- Exercise instructions -
Scan each line of the records for the word "name" and extract the ones that have it.

- Dataset records -
________________________________________

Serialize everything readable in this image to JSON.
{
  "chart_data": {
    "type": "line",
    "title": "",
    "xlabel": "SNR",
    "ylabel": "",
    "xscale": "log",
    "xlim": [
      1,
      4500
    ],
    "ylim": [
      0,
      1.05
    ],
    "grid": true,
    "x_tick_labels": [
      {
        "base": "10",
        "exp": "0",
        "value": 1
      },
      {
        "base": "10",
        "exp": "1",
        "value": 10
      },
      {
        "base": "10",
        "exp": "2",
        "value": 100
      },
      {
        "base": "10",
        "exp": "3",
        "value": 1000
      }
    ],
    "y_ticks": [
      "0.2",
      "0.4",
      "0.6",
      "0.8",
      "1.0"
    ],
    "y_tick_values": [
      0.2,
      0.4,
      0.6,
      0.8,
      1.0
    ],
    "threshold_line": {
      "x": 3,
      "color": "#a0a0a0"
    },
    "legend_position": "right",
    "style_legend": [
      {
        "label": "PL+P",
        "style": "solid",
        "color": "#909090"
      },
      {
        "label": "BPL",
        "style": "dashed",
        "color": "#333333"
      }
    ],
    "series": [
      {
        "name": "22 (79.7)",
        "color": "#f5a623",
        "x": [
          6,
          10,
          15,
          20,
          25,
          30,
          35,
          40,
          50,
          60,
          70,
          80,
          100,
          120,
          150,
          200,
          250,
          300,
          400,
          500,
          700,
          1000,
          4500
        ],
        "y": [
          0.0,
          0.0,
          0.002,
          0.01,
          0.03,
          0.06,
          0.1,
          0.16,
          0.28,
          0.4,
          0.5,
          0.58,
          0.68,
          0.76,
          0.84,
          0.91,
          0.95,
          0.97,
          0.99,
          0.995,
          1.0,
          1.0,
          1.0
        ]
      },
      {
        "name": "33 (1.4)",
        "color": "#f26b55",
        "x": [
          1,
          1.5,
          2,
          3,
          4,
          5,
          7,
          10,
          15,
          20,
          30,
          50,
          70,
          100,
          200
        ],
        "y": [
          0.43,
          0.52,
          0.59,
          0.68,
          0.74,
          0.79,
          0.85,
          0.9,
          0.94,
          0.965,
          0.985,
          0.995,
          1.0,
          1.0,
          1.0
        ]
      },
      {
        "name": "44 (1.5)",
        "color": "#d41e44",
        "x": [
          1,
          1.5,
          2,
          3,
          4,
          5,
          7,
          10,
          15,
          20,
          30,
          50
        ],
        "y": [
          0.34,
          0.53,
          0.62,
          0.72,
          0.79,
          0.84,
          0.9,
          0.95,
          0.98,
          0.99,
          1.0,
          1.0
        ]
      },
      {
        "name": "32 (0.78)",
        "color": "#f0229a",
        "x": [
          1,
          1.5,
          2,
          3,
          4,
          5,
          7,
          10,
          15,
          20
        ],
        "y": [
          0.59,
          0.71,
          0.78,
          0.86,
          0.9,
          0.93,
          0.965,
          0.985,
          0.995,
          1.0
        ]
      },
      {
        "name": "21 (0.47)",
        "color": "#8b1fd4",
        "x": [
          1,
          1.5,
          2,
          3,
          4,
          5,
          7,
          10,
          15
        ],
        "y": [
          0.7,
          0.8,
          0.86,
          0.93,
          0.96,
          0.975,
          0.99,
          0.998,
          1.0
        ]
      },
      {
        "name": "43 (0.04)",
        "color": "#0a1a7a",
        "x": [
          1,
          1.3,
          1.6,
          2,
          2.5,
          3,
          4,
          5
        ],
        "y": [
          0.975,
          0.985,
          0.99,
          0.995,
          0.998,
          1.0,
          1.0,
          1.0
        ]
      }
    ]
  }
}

________________________________________

- The completed task -
        "name": "22 (79.7)",
        "name": "33 (1.4)",
        "name": "44 (1.5)",
        "name": "32 (0.78)",
        "name": "21 (0.47)",
        "name": "43 (0.04)",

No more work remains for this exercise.